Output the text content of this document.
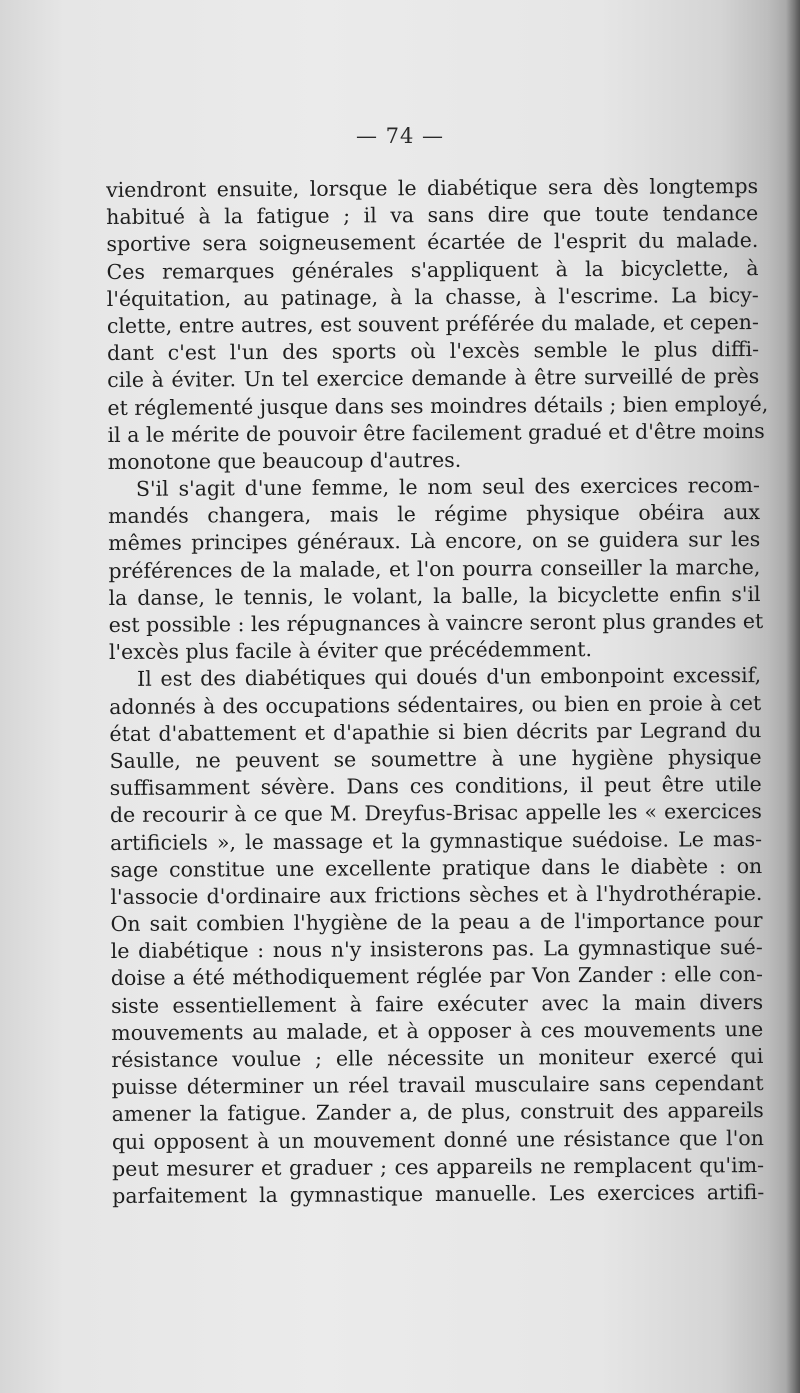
— 74 —
viendront ensuite, lorsque le diabétique sera dès longtemps
habitué à la fatigue ; il va sans dire que toute tendance
sportive sera soigneusement écartée de l'esprit du malade.
Ces remarques générales s'appliquent à la bicyclette, à
l'équitation, au patinage, à la chasse, à l'escrime. La bicy-
clette, entre autres, est souvent préférée du malade, et cepen-
dant c'est l'un des sports où l'excès semble le plus diffi-
cile à éviter. Un tel exercice demande à être surveillé de près
et réglementé jusque dans ses moindres détails ; bien employé,
il a le mérite de pouvoir être facilement gradué et d'être moins
monotone que beaucoup d'autres.
S'il s'agit d'une femme, le nom seul des exercices recom-
mandés changera, mais le régime physique obéira aux
mêmes principes généraux. Là encore, on se guidera sur les
préférences de la malade, et l'on pourra conseiller la marche,
la danse, le tennis, le volant, la balle, la bicyclette enfin s'il
est possible : les répugnances à vaincre seront plus grandes et
l'excès plus facile à éviter que précédemment.
Il est des diabétiques qui doués d'un embonpoint excessif,
adonnés à des occupations sédentaires, ou bien en proie à cet
état d'abattement et d'apathie si bien décrits par Legrand du
Saulle, ne peuvent se soumettre à une hygiène physique
suffisamment sévère. Dans ces conditions, il peut être utile
de recourir à ce que M. Dreyfus-Brisac appelle les « exercices
artificiels », le massage et la gymnastique suédoise. Le mas-
sage constitue une excellente pratique dans le diabète : on
l'associe d'ordinaire aux frictions sèches et à l'hydrothérapie.
On sait combien l'hygiène de la peau a de l'importance pour
le diabétique : nous n'y insisterons pas. La gymnastique sué-
doise a été méthodiquement réglée par Von Zander : elle con-
siste essentiellement à faire exécuter avec la main divers
mouvements au malade, et à opposer à ces mouvements une
résistance voulue ; elle nécessite un moniteur exercé qui
puisse déterminer un réel travail musculaire sans cependant
amener la fatigue. Zander a, de plus, construit des appareils
qui opposent à un mouvement donné une résistance que l'on
peut mesurer et graduer ; ces appareils ne remplacent qu'im-
parfaitement la gymnastique manuelle. Les exercices artifi-
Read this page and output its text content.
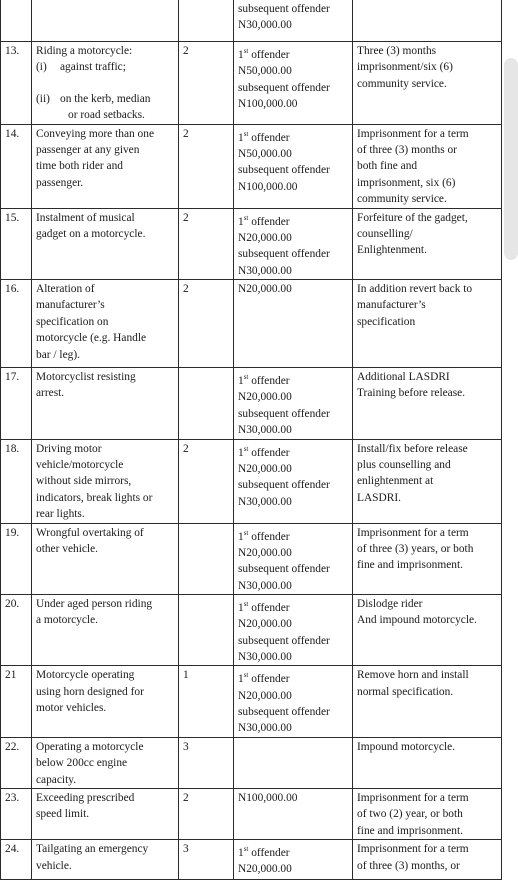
			subsequent offender
N30,000.00	

13.	Riding a motorcycle:
(i) against traffic;
(ii) on the kerb, median
or road setbacks.	2	1st offender
N50,000.00
subsequent offender
N100,000.00	Three (3) months
imprisonment/six (6)
community service.

14.	Conveying more than one
passenger at any given
time both rider and
passenger.	2	1st offender
N50,000.00
subsequent offender
N100,000.00	Imprisonment for a term
of three (3) months or
both fine and
imprisonment, six (6)
community service.

15.	Instalment of musical
gadget on a motorcycle.	2	1st offender
N20,000.00
subsequent offender
N30,000.00	Forfeiture of the gadget,
counselling/
Enlightenment.

16.	Alteration of
manufacturer’s
specification on
motorcycle (e.g. Handle
bar / leg).	2	N20,000.00	In addition revert back to
manufacturer’s
specification

17.	Motorcyclist resisting
arrest.		1st offender
N20,000.00
subsequent offender
N30,000.00	Additional LASDRI
Training before release.

18.	Driving motor
vehicle/motorcycle
without side mirrors,
indicators, break lights or
rear lights.	2	1st offender
N20,000.00
subsequent offender
N30,000.00	Install/fix before release
plus counselling and
enlightenment at
LASDRI.

19.	Wrongful overtaking of
other vehicle.		1st offender
N20,000.00
subsequent offender
N30,000.00	Imprisonment for a term
of three (3) years, or both
fine and imprisonment.

20.	Under aged person riding
a motorcycle.		1st offender
N20,000.00
subsequent offender
N30,000.00	Dislodge rider
And impound motorcycle.

21	Motorcycle operating
using horn designed for
motor vehicles.	1	1st offender
N20,000.00
subsequent offender
N30,000.00	Remove horn and install
normal specification.

22.	Operating a motorcycle
below 200cc engine
capacity.	3		Impound motorcycle.

23.	Exceeding prescribed
speed limit.	2	N100,000.00	Imprisonment for a term
of two (2) year, or both
fine and imprisonment.

24.	Tailgating an emergency
vehicle.	3	1st offender
N20,000.00	Imprisonment for a term
of three (3) months, or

• PROBLEM: Filter the records above and return every line that holds the word "months".

• ANSWER:
N100,000.00	Three (3) months
of three (3) months or
of three (3) months, or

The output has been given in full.